● **Exercise description**
Transcribe the records that follow in their entirety, omitting any pictures.

● **Dataset records**
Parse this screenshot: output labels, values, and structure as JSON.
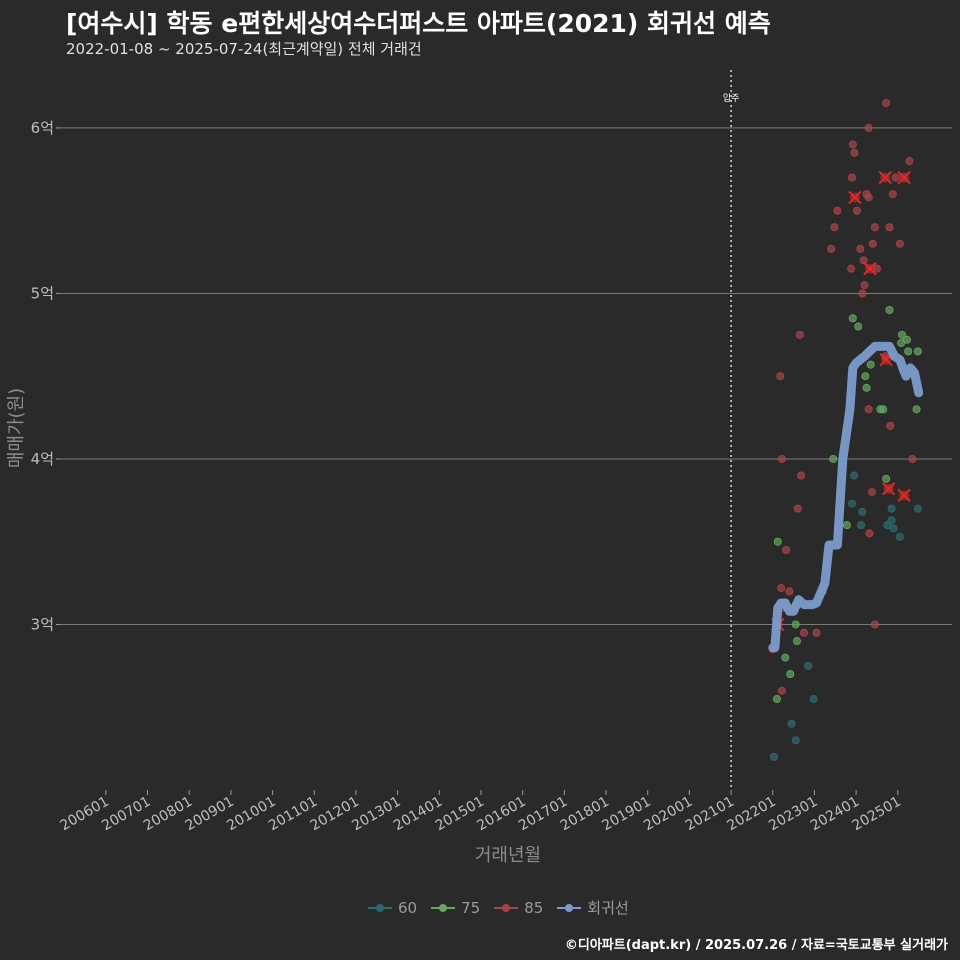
{
  "title": "[여수시] 학동 e편한세상여수더퍼스트 아파트(2021) 회귀선 예측",
  "subtitle": "2022-01-08 ~ 2025-07-24(최근계약일) 전체 거래건",
  "credit": "©디아파트(dapt.kr) / 2025.07.26 / 자료=국토교통부 실거래가",
  "chart_data": {
    "type": "scatter",
    "xlabel": "거래년월",
    "ylabel": "매매가(원)",
    "x_ticks": [
      "200601",
      "200701",
      "200801",
      "200901",
      "201001",
      "201101",
      "201201",
      "201301",
      "201401",
      "201501",
      "201601",
      "201701",
      "201801",
      "201901",
      "202001",
      "202101",
      "202201",
      "202301",
      "202401",
      "202501"
    ],
    "y_ticks": [
      {
        "value": 3,
        "label": "3억"
      },
      {
        "value": 4,
        "label": "4억"
      },
      {
        "value": 5,
        "label": "5억"
      },
      {
        "value": 6,
        "label": "6억"
      }
    ],
    "xlim": [
      2004.9,
      2026.3
    ],
    "ylim": [
      2.0,
      6.35
    ],
    "vline": {
      "x": 2021.0,
      "label": "입주"
    },
    "grid": true,
    "legend": "bottom",
    "colors": {
      "60": "#2e6b70",
      "75": "#63a85d",
      "85": "#a84448",
      "회귀선": "#7b9ccc",
      "highlight": "#e32828"
    },
    "series": [
      {
        "name": "60",
        "points": [
          [
            2022.03,
            2.2
          ],
          [
            2022.45,
            2.4
          ],
          [
            2022.55,
            2.3
          ],
          [
            2022.85,
            2.75
          ],
          [
            2022.98,
            2.55
          ],
          [
            2023.95,
            3.9
          ],
          [
            2023.9,
            3.73
          ],
          [
            2024.15,
            3.68
          ],
          [
            2024.12,
            3.6
          ],
          [
            2024.75,
            3.6
          ],
          [
            2024.85,
            3.63
          ],
          [
            2024.9,
            3.58
          ],
          [
            2025.05,
            3.53
          ],
          [
            2025.48,
            3.7
          ],
          [
            2024.85,
            3.7
          ]
        ]
      },
      {
        "name": "75",
        "points": [
          [
            2022.1,
            2.55
          ],
          [
            2022.12,
            3.5
          ],
          [
            2022.3,
            2.8
          ],
          [
            2022.42,
            2.7
          ],
          [
            2022.55,
            3.0
          ],
          [
            2022.58,
            2.9
          ],
          [
            2023.45,
            4.0
          ],
          [
            2023.78,
            3.6
          ],
          [
            2023.92,
            4.85
          ],
          [
            2024.05,
            4.8
          ],
          [
            2024.25,
            4.43
          ],
          [
            2024.22,
            4.5
          ],
          [
            2024.35,
            4.57
          ],
          [
            2024.58,
            4.3
          ],
          [
            2024.65,
            4.3
          ],
          [
            2024.8,
            4.9
          ],
          [
            2025.08,
            4.7
          ],
          [
            2025.1,
            4.75
          ],
          [
            2025.22,
            4.72
          ],
          [
            2025.25,
            4.65
          ],
          [
            2025.45,
            4.3
          ],
          [
            2025.48,
            4.65
          ],
          [
            2024.72,
            3.88
          ]
        ]
      },
      {
        "name": "85",
        "points": [
          [
            2022.0,
            2.85
          ],
          [
            2022.12,
            3.0
          ],
          [
            2022.2,
            3.22
          ],
          [
            2022.25,
            3.1
          ],
          [
            2022.22,
            2.6
          ],
          [
            2022.18,
            4.5
          ],
          [
            2022.22,
            4.0
          ],
          [
            2022.32,
            3.45
          ],
          [
            2022.4,
            3.2
          ],
          [
            2022.6,
            3.7
          ],
          [
            2022.65,
            4.75
          ],
          [
            2022.68,
            3.9
          ],
          [
            2022.75,
            2.95
          ],
          [
            2023.05,
            2.95
          ],
          [
            2023.2,
            3.2
          ],
          [
            2023.3,
            3.35
          ],
          [
            2023.4,
            5.27
          ],
          [
            2023.48,
            5.4
          ],
          [
            2023.55,
            5.5
          ],
          [
            2023.88,
            5.15
          ],
          [
            2023.9,
            5.7
          ],
          [
            2023.92,
            5.9
          ],
          [
            2023.96,
            5.85
          ],
          [
            2024.02,
            5.5
          ],
          [
            2024.1,
            5.27
          ],
          [
            2024.15,
            5.0
          ],
          [
            2024.18,
            5.2
          ],
          [
            2024.2,
            5.05
          ],
          [
            2024.25,
            5.6
          ],
          [
            2024.3,
            6.0
          ],
          [
            2024.3,
            5.58
          ],
          [
            2024.4,
            5.3
          ],
          [
            2024.45,
            5.4
          ],
          [
            2024.5,
            5.15
          ],
          [
            2024.38,
            3.8
          ],
          [
            2024.45,
            3.0
          ],
          [
            2024.3,
            4.3
          ],
          [
            2024.72,
            6.15
          ],
          [
            2024.8,
            5.4
          ],
          [
            2024.88,
            5.6
          ],
          [
            2024.82,
            4.2
          ],
          [
            2024.95,
            5.7
          ],
          [
            2025.05,
            5.3
          ],
          [
            2025.28,
            5.8
          ],
          [
            2025.35,
            4.0
          ],
          [
            2024.7,
            4.62
          ],
          [
            2024.32,
            3.55
          ]
        ]
      }
    ],
    "highlights": [
      [
        2022.12,
        3.0
      ],
      [
        2023.97,
        5.58
      ],
      [
        2024.33,
        5.15
      ],
      [
        2024.7,
        5.7
      ],
      [
        2025.15,
        5.7
      ],
      [
        2024.78,
        3.82
      ],
      [
        2025.15,
        3.78
      ],
      [
        2024.72,
        4.6
      ]
    ],
    "regression": {
      "name": "회귀선",
      "points": [
        [
          2022.0,
          2.86
        ],
        [
          2022.05,
          2.86
        ],
        [
          2022.12,
          3.1
        ],
        [
          2022.2,
          3.13
        ],
        [
          2022.3,
          3.13
        ],
        [
          2022.4,
          3.08
        ],
        [
          2022.5,
          3.08
        ],
        [
          2022.62,
          3.15
        ],
        [
          2022.75,
          3.12
        ],
        [
          2022.95,
          3.12
        ],
        [
          2023.05,
          3.13
        ],
        [
          2023.25,
          3.25
        ],
        [
          2023.35,
          3.48
        ],
        [
          2023.55,
          3.48
        ],
        [
          2023.68,
          4.0
        ],
        [
          2023.85,
          4.3
        ],
        [
          2023.92,
          4.55
        ],
        [
          2024.0,
          4.58
        ],
        [
          2024.2,
          4.62
        ],
        [
          2024.32,
          4.65
        ],
        [
          2024.45,
          4.68
        ],
        [
          2024.62,
          4.68
        ],
        [
          2024.8,
          4.68
        ],
        [
          2024.92,
          4.62
        ],
        [
          2025.05,
          4.6
        ],
        [
          2025.12,
          4.55
        ],
        [
          2025.2,
          4.5
        ],
        [
          2025.3,
          4.55
        ],
        [
          2025.4,
          4.52
        ],
        [
          2025.5,
          4.4
        ]
      ]
    }
  }
}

● **Written reply**
Parse this screenshot: output labels, values, and structure as JSON.
{
  "title": "[여수시] 학동 e편한세상여수더퍼스트 아파트(2021) 회귀선 예측",
  "subtitle": "2022-01-08 ~ 2025-07-24(최근계약일) 전체 거래건",
  "credit": "©디아파트(dapt.kr) / 2025.07.26 / 자료=국토교통부 실거래가",
  "chart_data": {
    "type": "scatter",
    "xlabel": "거래년월",
    "ylabel": "매매가(원)",
    "x_ticks": [
      "200601",
      "200701",
      "200801",
      "200901",
      "201001",
      "201101",
      "201201",
      "201301",
      "201401",
      "201501",
      "201601",
      "201701",
      "201801",
      "201901",
      "202001",
      "202101",
      "202201",
      "202301",
      "202401",
      "202501"
    ],
    "y_ticks": [
      {
        "value": 3,
        "label": "3억"
      },
      {
        "value": 4,
        "label": "4억"
      },
      {
        "value": 5,
        "label": "5억"
      },
      {
        "value": 6,
        "label": "6억"
      }
    ],
    "xlim": [
      2004.9,
      2026.3
    ],
    "ylim": [
      2.0,
      6.35
    ],
    "vline": {
      "x": 2021.0,
      "label": "입주"
    },
    "grid": true,
    "legend": "bottom",
    "colors": {
      "60": "#2e6b70",
      "75": "#63a85d",
      "85": "#a84448",
      "회귀선": "#7b9ccc",
      "highlight": "#e32828"
    },
    "series": [
      {
        "name": "60",
        "points": [
          [
            2022.03,
            2.2
          ],
          [
            2022.45,
            2.4
          ],
          [
            2022.55,
            2.3
          ],
          [
            2022.85,
            2.75
          ],
          [
            2022.98,
            2.55
          ],
          [
            2023.95,
            3.9
          ],
          [
            2023.9,
            3.73
          ],
          [
            2024.15,
            3.68
          ],
          [
            2024.12,
            3.6
          ],
          [
            2024.75,
            3.6
          ],
          [
            2024.85,
            3.63
          ],
          [
            2024.9,
            3.58
          ],
          [
            2025.05,
            3.53
          ],
          [
            2025.48,
            3.7
          ],
          [
            2024.85,
            3.7
          ]
        ]
      },
      {
        "name": "75",
        "points": [
          [
            2022.1,
            2.55
          ],
          [
            2022.12,
            3.5
          ],
          [
            2022.3,
            2.8
          ],
          [
            2022.42,
            2.7
          ],
          [
            2022.55,
            3.0
          ],
          [
            2022.58,
            2.9
          ],
          [
            2023.45,
            4.0
          ],
          [
            2023.78,
            3.6
          ],
          [
            2023.92,
            4.85
          ],
          [
            2024.05,
            4.8
          ],
          [
            2024.25,
            4.43
          ],
          [
            2024.22,
            4.5
          ],
          [
            2024.35,
            4.57
          ],
          [
            2024.58,
            4.3
          ],
          [
            2024.65,
            4.3
          ],
          [
            2024.8,
            4.9
          ],
          [
            2025.08,
            4.7
          ],
          [
            2025.1,
            4.75
          ],
          [
            2025.22,
            4.72
          ],
          [
            2025.25,
            4.65
          ],
          [
            2025.45,
            4.3
          ],
          [
            2025.48,
            4.65
          ],
          [
            2024.72,
            3.88
          ]
        ]
      },
      {
        "name": "85",
        "points": [
          [
            2022.0,
            2.85
          ],
          [
            2022.12,
            3.0
          ],
          [
            2022.2,
            3.22
          ],
          [
            2022.25,
            3.1
          ],
          [
            2022.22,
            2.6
          ],
          [
            2022.18,
            4.5
          ],
          [
            2022.22,
            4.0
          ],
          [
            2022.32,
            3.45
          ],
          [
            2022.4,
            3.2
          ],
          [
            2022.6,
            3.7
          ],
          [
            2022.65,
            4.75
          ],
          [
            2022.68,
            3.9
          ],
          [
            2022.75,
            2.95
          ],
          [
            2023.05,
            2.95
          ],
          [
            2023.2,
            3.2
          ],
          [
            2023.3,
            3.35
          ],
          [
            2023.4,
            5.27
          ],
          [
            2023.48,
            5.4
          ],
          [
            2023.55,
            5.5
          ],
          [
            2023.88,
            5.15
          ],
          [
            2023.9,
            5.7
          ],
          [
            2023.92,
            5.9
          ],
          [
            2023.96,
            5.85
          ],
          [
            2024.02,
            5.5
          ],
          [
            2024.1,
            5.27
          ],
          [
            2024.15,
            5.0
          ],
          [
            2024.18,
            5.2
          ],
          [
            2024.2,
            5.05
          ],
          [
            2024.25,
            5.6
          ],
          [
            2024.3,
            6.0
          ],
          [
            2024.3,
            5.58
          ],
          [
            2024.4,
            5.3
          ],
          [
            2024.45,
            5.4
          ],
          [
            2024.5,
            5.15
          ],
          [
            2024.38,
            3.8
          ],
          [
            2024.45,
            3.0
          ],
          [
            2024.3,
            4.3
          ],
          [
            2024.72,
            6.15
          ],
          [
            2024.8,
            5.4
          ],
          [
            2024.88,
            5.6
          ],
          [
            2024.82,
            4.2
          ],
          [
            2024.95,
            5.7
          ],
          [
            2025.05,
            5.3
          ],
          [
            2025.28,
            5.8
          ],
          [
            2025.35,
            4.0
          ],
          [
            2024.7,
            4.62
          ],
          [
            2024.32,
            3.55
          ]
        ]
      }
    ],
    "highlights": [
      [
        2022.12,
        3.0
      ],
      [
        2023.97,
        5.58
      ],
      [
        2024.33,
        5.15
      ],
      [
        2024.7,
        5.7
      ],
      [
        2025.15,
        5.7
      ],
      [
        2024.78,
        3.82
      ],
      [
        2025.15,
        3.78
      ],
      [
        2024.72,
        4.6
      ]
    ],
    "regression": {
      "name": "회귀선",
      "points": [
        [
          2022.0,
          2.86
        ],
        [
          2022.05,
          2.86
        ],
        [
          2022.12,
          3.1
        ],
        [
          2022.2,
          3.13
        ],
        [
          2022.3,
          3.13
        ],
        [
          2022.4,
          3.08
        ],
        [
          2022.5,
          3.08
        ],
        [
          2022.62,
          3.15
        ],
        [
          2022.75,
          3.12
        ],
        [
          2022.95,
          3.12
        ],
        [
          2023.05,
          3.13
        ],
        [
          2023.25,
          3.25
        ],
        [
          2023.35,
          3.48
        ],
        [
          2023.55,
          3.48
        ],
        [
          2023.68,
          4.0
        ],
        [
          2023.85,
          4.3
        ],
        [
          2023.92,
          4.55
        ],
        [
          2024.0,
          4.58
        ],
        [
          2024.2,
          4.62
        ],
        [
          2024.32,
          4.65
        ],
        [
          2024.45,
          4.68
        ],
        [
          2024.62,
          4.68
        ],
        [
          2024.8,
          4.68
        ],
        [
          2024.92,
          4.62
        ],
        [
          2025.05,
          4.6
        ],
        [
          2025.12,
          4.55
        ],
        [
          2025.2,
          4.5
        ],
        [
          2025.3,
          4.55
        ],
        [
          2025.4,
          4.52
        ],
        [
          2025.5,
          4.4
        ]
      ]
    }
  }
}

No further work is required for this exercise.